Collected data entries:
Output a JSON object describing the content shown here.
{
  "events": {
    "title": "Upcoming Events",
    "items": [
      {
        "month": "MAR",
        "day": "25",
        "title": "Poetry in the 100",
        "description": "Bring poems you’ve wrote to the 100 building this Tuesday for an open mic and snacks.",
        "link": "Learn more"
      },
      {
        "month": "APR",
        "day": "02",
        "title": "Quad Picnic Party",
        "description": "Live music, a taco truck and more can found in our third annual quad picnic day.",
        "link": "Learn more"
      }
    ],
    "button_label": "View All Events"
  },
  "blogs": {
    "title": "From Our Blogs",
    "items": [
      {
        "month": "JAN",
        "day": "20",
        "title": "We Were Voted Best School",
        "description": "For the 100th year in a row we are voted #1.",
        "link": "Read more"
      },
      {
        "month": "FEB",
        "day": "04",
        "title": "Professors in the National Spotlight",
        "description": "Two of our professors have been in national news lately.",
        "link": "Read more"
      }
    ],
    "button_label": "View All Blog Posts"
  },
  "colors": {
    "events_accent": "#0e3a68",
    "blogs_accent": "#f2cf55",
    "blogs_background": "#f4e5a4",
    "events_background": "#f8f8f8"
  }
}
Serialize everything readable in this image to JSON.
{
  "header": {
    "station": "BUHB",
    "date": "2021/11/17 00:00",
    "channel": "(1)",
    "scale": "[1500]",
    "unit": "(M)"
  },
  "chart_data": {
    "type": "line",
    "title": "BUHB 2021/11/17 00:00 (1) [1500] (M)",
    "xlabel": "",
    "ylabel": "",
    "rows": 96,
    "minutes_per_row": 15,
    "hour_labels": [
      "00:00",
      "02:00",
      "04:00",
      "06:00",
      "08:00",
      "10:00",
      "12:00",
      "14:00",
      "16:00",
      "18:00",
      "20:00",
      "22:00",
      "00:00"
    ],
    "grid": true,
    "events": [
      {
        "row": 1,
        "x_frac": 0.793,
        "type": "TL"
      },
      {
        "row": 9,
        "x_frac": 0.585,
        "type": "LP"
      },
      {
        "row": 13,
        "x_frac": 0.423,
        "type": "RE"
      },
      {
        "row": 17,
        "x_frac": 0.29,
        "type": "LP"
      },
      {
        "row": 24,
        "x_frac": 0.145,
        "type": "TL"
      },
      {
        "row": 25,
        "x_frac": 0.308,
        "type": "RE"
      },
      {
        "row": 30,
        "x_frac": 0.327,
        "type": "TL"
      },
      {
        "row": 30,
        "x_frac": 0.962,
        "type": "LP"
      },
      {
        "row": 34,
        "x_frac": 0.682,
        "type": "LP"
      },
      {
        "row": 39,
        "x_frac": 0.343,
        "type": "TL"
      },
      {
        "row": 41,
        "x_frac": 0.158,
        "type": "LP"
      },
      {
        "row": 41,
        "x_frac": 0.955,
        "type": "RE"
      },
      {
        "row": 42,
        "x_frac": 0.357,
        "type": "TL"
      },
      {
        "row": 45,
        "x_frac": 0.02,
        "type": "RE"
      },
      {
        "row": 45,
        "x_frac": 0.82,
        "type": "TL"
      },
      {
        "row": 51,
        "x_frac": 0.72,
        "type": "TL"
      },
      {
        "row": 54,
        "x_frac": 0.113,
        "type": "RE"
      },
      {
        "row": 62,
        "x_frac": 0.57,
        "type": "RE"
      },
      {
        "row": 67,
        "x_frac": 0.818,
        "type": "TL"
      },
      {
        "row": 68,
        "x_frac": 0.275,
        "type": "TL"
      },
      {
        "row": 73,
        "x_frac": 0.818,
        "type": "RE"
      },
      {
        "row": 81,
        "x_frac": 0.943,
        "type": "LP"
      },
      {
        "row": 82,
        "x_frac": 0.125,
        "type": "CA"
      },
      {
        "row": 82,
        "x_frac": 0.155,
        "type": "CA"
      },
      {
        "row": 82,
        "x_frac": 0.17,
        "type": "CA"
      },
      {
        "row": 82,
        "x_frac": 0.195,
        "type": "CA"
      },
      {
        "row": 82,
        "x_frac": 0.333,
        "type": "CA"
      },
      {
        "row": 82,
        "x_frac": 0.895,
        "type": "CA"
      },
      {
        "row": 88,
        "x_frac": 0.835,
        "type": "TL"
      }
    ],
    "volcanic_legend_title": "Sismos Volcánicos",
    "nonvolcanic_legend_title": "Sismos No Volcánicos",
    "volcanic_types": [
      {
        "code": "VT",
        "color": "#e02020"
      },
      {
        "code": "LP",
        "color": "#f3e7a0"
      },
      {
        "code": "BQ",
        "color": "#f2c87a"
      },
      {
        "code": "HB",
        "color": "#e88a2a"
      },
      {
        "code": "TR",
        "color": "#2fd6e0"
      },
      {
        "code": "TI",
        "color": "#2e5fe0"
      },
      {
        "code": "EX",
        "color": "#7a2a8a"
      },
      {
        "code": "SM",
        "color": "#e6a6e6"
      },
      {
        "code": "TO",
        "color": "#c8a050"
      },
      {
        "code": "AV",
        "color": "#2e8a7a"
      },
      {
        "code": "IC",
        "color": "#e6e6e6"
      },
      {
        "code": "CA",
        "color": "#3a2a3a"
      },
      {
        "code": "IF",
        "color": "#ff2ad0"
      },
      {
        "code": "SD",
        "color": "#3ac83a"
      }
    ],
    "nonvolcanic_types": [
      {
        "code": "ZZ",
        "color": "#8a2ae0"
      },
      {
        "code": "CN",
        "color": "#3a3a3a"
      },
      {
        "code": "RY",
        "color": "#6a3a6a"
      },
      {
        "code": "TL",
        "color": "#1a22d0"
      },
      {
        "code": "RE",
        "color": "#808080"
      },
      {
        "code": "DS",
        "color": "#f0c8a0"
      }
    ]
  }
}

WHAT THE EXERCISE ASKS
Using the listing, collect all lines in which the string "Volcánicos" is found.

THE OUTPUT
    "volcanic_legend_title": "Sismos Volcánicos",
    "nonvolcanic_legend_title": "Sismos No Volcánicos",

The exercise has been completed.